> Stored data
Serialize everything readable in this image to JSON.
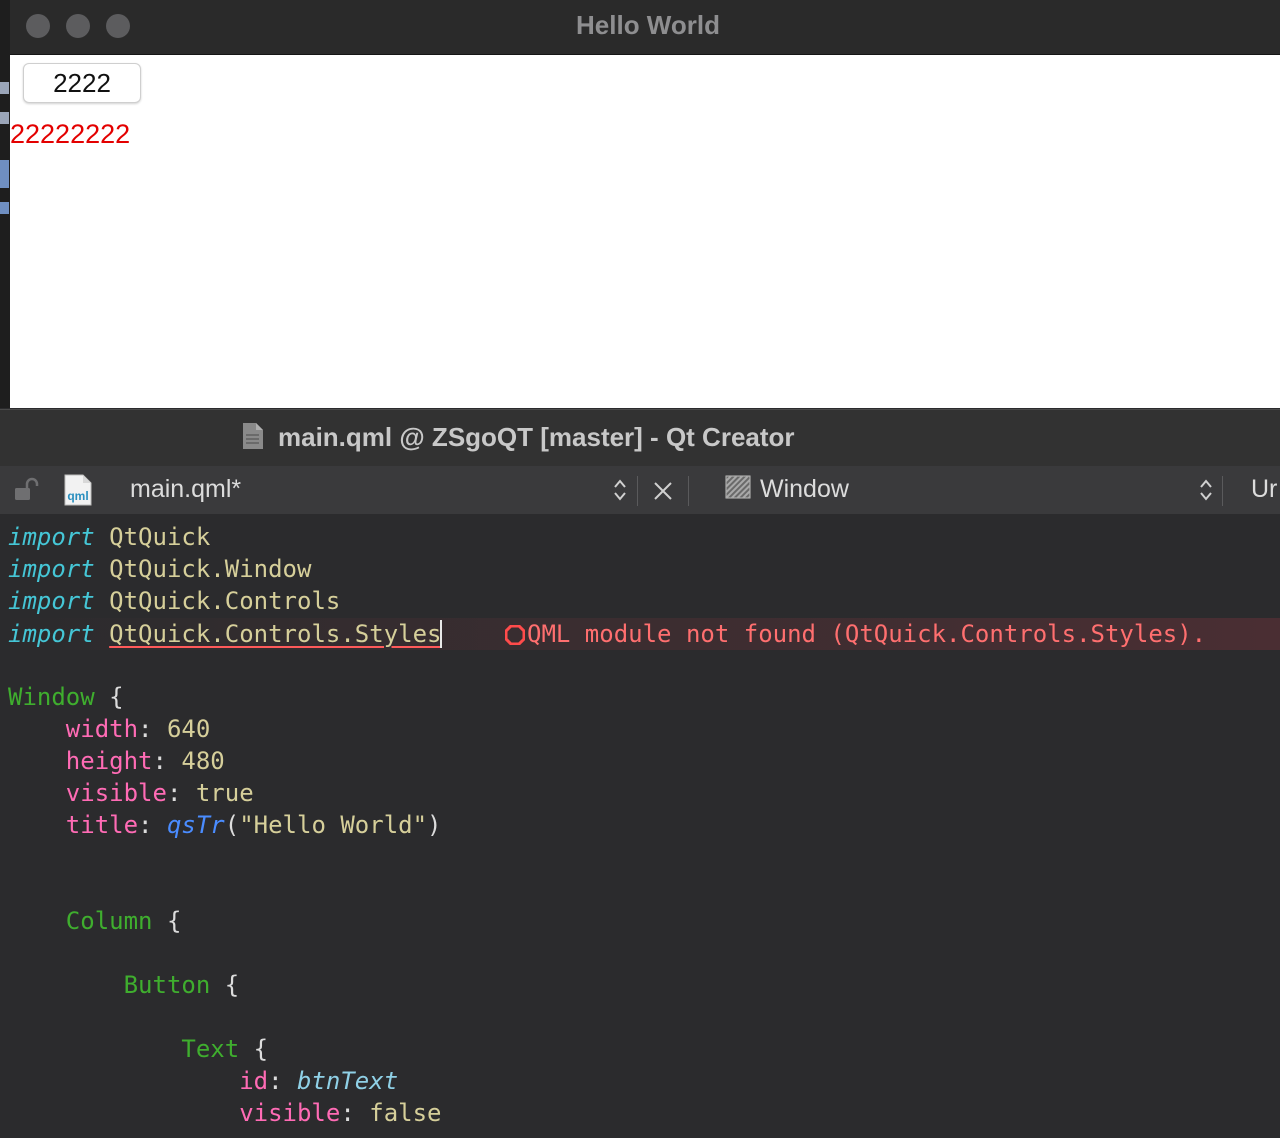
{
  "app_window": {
    "title": "Hello World",
    "button_label": "2222",
    "red_text": "22222222"
  },
  "creator": {
    "window_title": "main.qml @ ZSgoQT [master] - Qt Creator",
    "toolbar": {
      "file_name": "main.qml*",
      "file_icon_text": "qml",
      "type_name": "Window",
      "truncated_label": "Ur"
    },
    "error": {
      "message": "QML module not found (QtQuick.Controls.Styles)."
    },
    "code": {
      "import_kw": "import",
      "lines": {
        "l1_module": "QtQuick",
        "l2_module": "QtQuick.Window",
        "l3_module": "QtQuick.Controls",
        "l4_module": "QtQuick.Controls.Styles",
        "window_type": "Window",
        "width_prop": "width",
        "width_val": "640",
        "height_prop": "height",
        "height_val": "480",
        "visible_prop": "visible",
        "visible_val": "true",
        "title_prop": "title",
        "title_func": "qsTr",
        "title_str": "\"Hello World\"",
        "column_type": "Column",
        "button_type": "Button",
        "text_type": "Text",
        "id_prop": "id",
        "id_val": "btnText",
        "visible2_prop": "visible",
        "visible2_val": "false"
      }
    }
  },
  "colors": {
    "editor_bg": "#2b2b2d",
    "import_keyword": "#45c6d6",
    "type_name": "#3fae2e",
    "property_name": "#ff6bb5",
    "error_text": "#ff6f6f",
    "red_label": "#e30000"
  }
}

> What to work on
Can you restate all the records above word for word while dropping the pictures?

> Result
Serialize everything readable in this image to JSON.
{
  "app_window": {
    "title": "Hello World",
    "button_label": "2222",
    "red_text": "22222222"
  },
  "creator": {
    "window_title": "main.qml @ ZSgoQT [master] - Qt Creator",
    "toolbar": {
      "file_name": "main.qml*",
      "file_icon_text": "qml",
      "type_name": "Window",
      "truncated_label": "Ur"
    },
    "error": {
      "message": "QML module not found (QtQuick.Controls.Styles)."
    },
    "code": {
      "import_kw": "import",
      "lines": {
        "l1_module": "QtQuick",
        "l2_module": "QtQuick.Window",
        "l3_module": "QtQuick.Controls",
        "l4_module": "QtQuick.Controls.Styles",
        "window_type": "Window",
        "width_prop": "width",
        "width_val": "640",
        "height_prop": "height",
        "height_val": "480",
        "visible_prop": "visible",
        "visible_val": "true",
        "title_prop": "title",
        "title_func": "qsTr",
        "title_str": "\"Hello World\"",
        "column_type": "Column",
        "button_type": "Button",
        "text_type": "Text",
        "id_prop": "id",
        "id_val": "btnText",
        "visible2_prop": "visible",
        "visible2_val": "false"
      }
    }
  },
  "colors": {
    "editor_bg": "#2b2b2d",
    "import_keyword": "#45c6d6",
    "type_name": "#3fae2e",
    "property_name": "#ff6bb5",
    "error_text": "#ff6f6f",
    "red_label": "#e30000"
  }
}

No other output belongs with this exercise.